-- Start Materials provided --

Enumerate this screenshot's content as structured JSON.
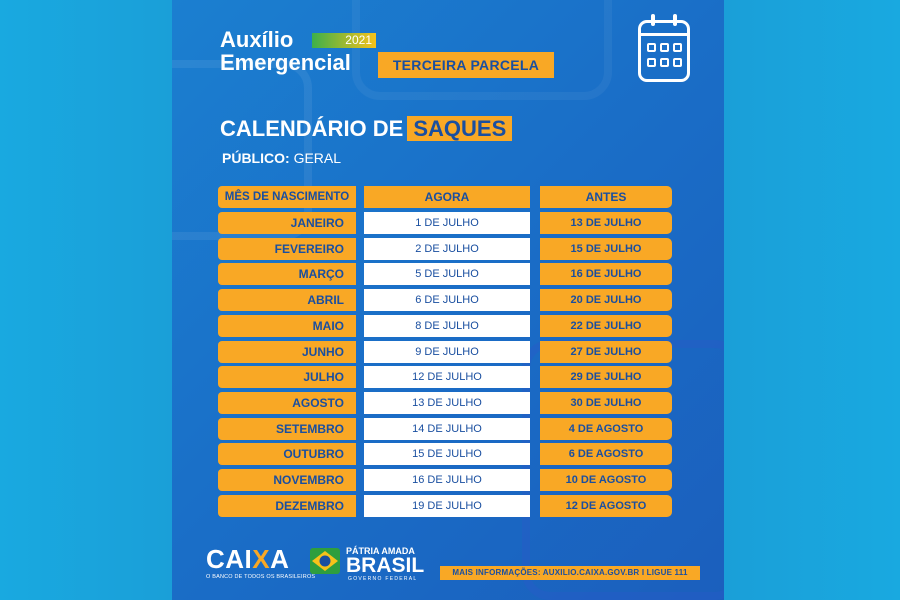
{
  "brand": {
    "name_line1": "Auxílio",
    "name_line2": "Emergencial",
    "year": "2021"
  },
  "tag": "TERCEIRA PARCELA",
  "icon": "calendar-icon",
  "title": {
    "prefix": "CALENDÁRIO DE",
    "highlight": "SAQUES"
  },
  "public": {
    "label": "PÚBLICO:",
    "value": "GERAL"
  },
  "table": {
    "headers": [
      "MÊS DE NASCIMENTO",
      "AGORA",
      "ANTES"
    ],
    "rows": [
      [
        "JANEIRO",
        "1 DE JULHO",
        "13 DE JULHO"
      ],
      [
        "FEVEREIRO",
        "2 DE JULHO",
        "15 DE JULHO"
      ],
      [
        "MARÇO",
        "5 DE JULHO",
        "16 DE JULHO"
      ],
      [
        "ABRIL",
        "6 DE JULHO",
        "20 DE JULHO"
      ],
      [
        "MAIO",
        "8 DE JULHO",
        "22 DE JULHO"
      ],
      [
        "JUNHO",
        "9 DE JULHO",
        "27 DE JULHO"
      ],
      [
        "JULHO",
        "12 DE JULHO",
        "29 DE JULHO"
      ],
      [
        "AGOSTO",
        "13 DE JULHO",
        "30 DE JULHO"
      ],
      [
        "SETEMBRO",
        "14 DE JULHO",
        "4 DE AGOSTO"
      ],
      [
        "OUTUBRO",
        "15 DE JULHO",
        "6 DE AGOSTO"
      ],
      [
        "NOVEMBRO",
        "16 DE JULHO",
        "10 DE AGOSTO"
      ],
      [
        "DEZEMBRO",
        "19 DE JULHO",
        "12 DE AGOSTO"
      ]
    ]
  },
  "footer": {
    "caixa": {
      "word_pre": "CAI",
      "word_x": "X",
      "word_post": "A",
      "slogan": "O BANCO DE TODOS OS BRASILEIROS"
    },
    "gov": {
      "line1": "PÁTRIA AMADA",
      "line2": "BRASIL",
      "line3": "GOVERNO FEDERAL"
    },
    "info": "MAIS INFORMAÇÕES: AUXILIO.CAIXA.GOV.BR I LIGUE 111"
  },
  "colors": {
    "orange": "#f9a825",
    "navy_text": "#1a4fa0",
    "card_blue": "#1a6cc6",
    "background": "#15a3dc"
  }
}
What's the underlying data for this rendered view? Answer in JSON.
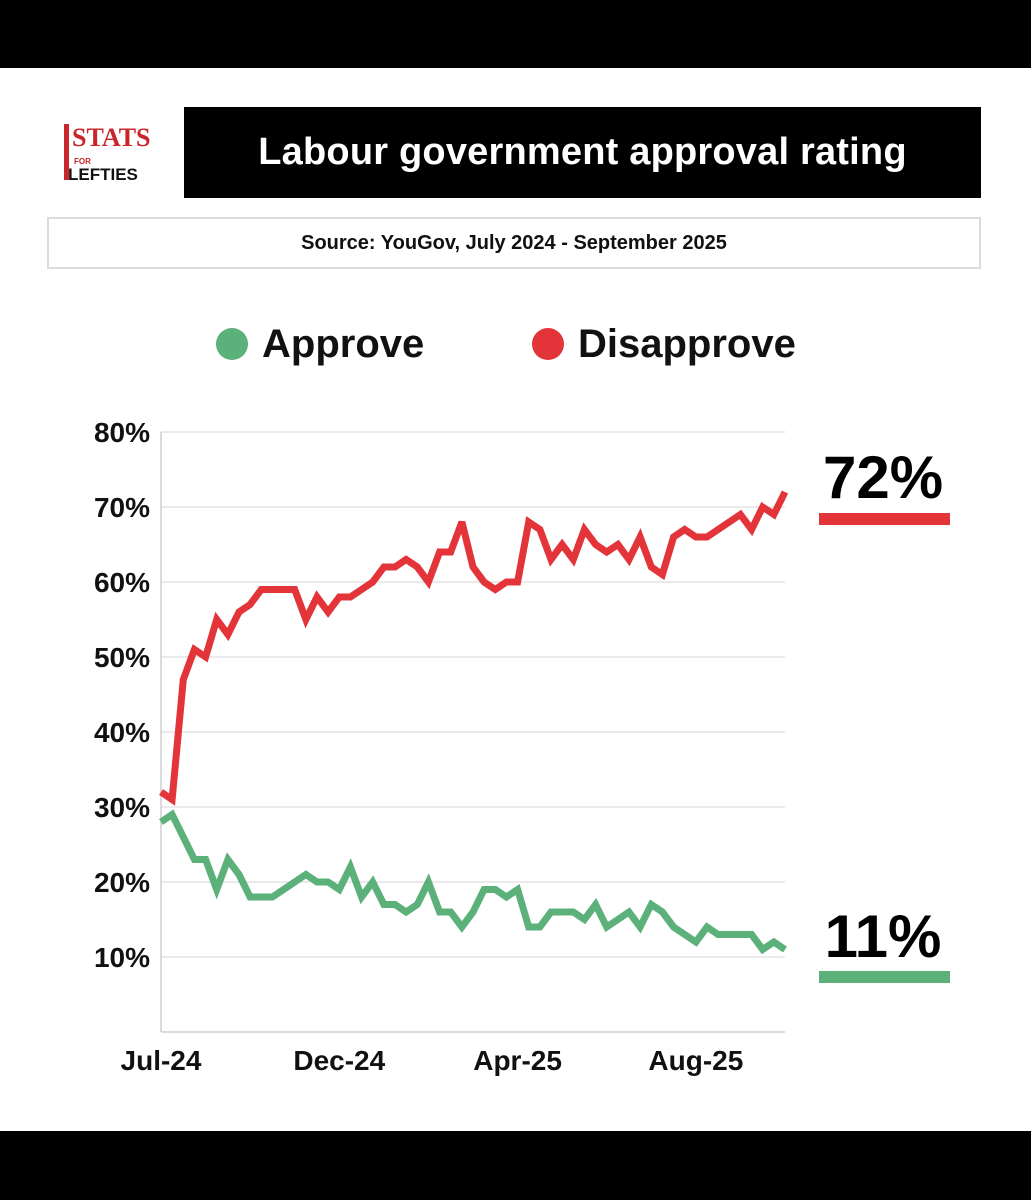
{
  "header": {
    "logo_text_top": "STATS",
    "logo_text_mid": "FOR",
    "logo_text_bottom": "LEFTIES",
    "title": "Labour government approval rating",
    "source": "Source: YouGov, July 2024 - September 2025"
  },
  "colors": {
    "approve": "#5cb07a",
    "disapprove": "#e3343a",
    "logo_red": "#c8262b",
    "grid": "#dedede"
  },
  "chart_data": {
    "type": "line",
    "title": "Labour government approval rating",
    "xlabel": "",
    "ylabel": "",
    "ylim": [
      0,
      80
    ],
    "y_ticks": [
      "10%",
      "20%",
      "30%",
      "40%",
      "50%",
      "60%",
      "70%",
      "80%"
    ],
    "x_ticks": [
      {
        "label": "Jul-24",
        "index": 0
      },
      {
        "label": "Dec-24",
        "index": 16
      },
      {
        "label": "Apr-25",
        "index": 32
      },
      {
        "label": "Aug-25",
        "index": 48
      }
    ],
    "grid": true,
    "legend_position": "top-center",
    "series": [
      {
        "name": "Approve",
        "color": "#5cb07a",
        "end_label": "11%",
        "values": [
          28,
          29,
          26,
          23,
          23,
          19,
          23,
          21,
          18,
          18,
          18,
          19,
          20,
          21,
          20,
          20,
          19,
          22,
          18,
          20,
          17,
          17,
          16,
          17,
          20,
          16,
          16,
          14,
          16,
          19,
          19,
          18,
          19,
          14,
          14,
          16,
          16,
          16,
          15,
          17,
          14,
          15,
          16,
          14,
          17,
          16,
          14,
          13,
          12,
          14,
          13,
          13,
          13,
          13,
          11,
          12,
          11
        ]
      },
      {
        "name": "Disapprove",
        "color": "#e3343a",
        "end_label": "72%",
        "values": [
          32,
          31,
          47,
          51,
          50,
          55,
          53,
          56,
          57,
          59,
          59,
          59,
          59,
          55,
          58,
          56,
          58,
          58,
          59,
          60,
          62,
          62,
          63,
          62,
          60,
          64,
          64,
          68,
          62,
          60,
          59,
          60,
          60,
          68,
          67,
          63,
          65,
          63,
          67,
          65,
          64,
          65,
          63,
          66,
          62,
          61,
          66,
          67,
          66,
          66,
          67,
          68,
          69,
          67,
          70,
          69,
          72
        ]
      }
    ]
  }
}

-- End Materials provided --
-- Start Materials provided --

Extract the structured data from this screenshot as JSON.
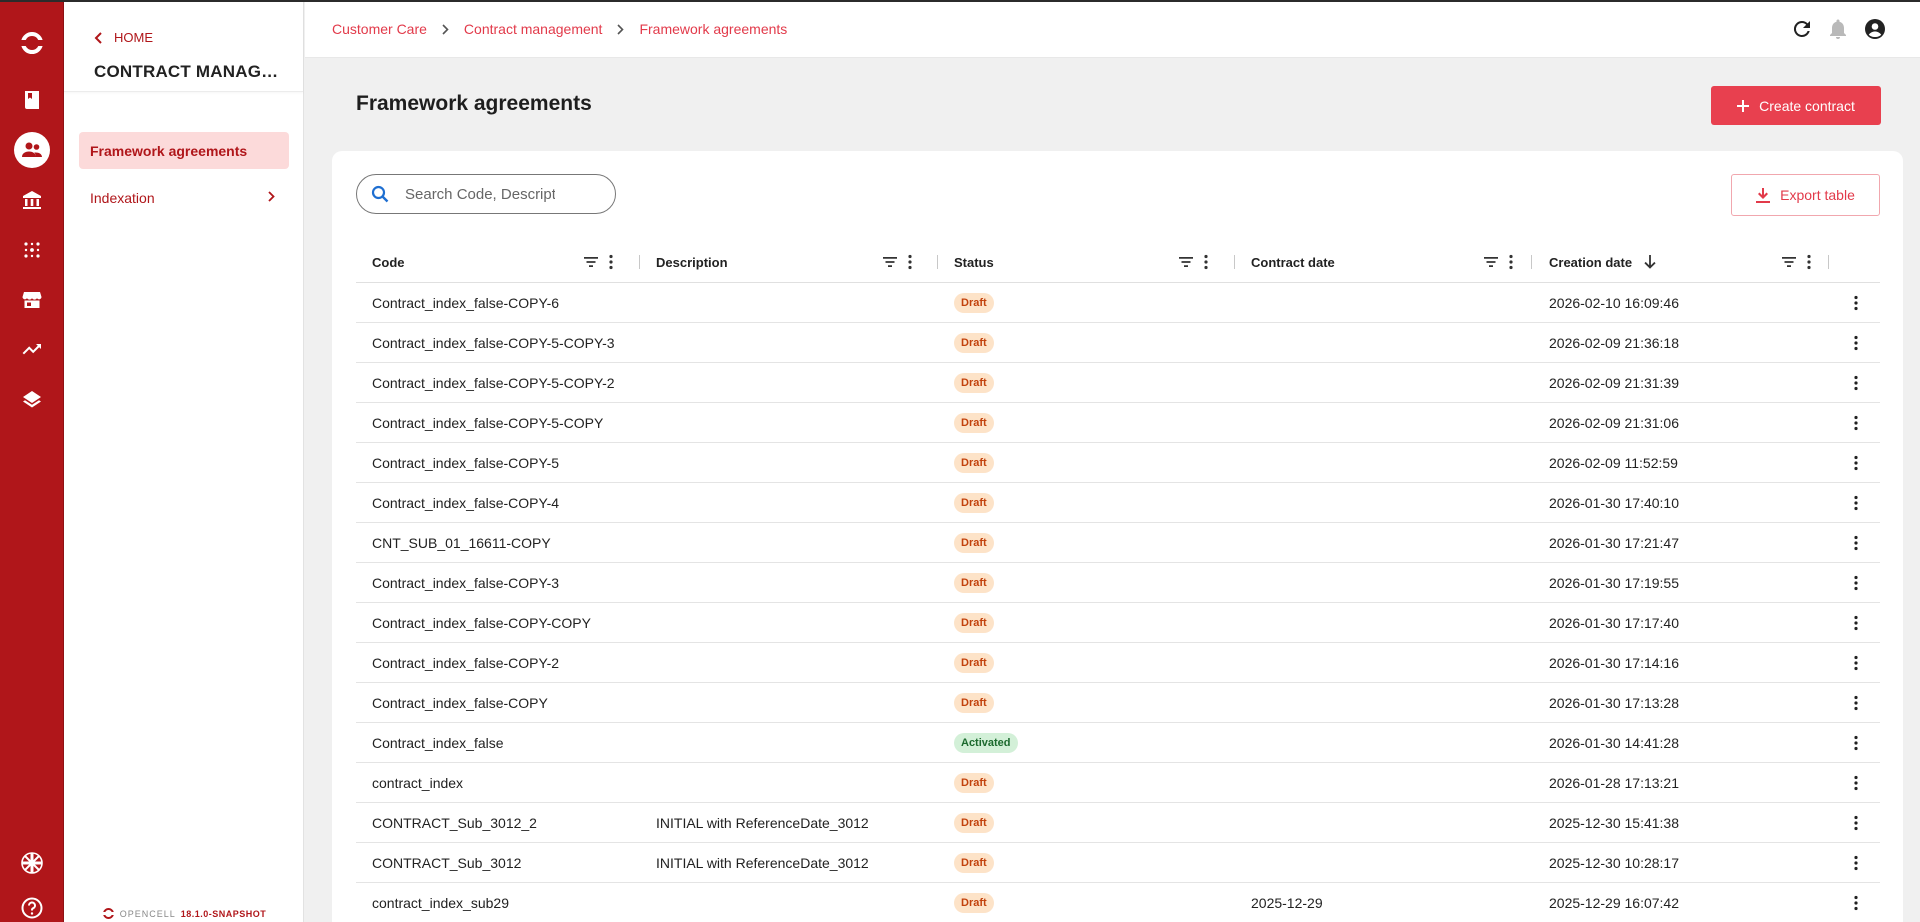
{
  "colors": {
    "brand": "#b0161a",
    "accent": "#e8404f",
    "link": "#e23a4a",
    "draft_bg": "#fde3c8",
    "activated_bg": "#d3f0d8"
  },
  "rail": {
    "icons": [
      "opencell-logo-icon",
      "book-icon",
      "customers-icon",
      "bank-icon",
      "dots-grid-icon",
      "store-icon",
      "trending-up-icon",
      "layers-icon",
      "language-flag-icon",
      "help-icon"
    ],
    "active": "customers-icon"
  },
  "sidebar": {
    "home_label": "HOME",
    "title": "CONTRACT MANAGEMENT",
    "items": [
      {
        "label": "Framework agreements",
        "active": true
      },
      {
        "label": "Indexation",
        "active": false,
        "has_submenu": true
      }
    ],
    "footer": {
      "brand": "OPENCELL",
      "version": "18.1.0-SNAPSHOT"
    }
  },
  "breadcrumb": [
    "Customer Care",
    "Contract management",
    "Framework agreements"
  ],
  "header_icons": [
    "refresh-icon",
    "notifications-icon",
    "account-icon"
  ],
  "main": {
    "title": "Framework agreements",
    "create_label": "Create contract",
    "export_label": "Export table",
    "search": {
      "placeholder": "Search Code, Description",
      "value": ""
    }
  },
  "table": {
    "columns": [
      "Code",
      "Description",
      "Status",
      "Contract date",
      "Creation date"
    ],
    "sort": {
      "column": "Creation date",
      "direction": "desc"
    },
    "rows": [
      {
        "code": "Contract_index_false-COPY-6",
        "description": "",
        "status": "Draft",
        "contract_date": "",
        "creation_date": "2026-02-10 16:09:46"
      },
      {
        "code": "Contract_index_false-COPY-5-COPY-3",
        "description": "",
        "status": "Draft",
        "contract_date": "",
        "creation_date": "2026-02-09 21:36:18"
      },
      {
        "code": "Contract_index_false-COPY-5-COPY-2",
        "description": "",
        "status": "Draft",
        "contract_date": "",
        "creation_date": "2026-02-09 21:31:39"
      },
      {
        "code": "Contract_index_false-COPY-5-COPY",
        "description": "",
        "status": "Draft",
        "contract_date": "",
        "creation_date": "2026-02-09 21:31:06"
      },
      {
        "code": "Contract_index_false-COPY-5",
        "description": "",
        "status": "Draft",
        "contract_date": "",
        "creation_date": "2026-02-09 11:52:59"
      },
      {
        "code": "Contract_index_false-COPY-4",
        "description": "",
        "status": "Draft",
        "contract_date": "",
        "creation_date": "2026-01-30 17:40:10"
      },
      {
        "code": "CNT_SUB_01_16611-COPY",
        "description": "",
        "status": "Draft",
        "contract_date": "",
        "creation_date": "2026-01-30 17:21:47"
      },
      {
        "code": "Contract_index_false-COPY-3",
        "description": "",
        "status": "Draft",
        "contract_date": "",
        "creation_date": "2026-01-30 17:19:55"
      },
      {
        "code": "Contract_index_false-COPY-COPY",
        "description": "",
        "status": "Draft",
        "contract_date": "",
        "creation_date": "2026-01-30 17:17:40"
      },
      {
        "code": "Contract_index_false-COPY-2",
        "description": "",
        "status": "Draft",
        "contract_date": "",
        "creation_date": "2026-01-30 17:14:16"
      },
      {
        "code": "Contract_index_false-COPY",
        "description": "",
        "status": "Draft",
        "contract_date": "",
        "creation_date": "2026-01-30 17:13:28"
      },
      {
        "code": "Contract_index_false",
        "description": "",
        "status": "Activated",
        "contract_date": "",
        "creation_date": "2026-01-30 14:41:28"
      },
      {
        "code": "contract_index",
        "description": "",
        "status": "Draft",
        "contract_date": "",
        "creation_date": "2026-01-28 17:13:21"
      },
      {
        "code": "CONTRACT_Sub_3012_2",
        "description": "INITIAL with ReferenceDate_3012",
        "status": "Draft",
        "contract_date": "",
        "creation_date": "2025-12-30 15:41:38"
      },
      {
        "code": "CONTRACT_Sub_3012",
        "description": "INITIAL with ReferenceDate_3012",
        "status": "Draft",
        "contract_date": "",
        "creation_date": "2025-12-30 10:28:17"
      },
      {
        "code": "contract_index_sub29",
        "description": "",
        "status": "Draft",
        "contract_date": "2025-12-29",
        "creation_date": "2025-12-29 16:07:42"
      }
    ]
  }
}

-- End Materials provided --

Do this – Go over the records above line by line and count those holding the word "agreements". Reply only with the number.

Completed task – 3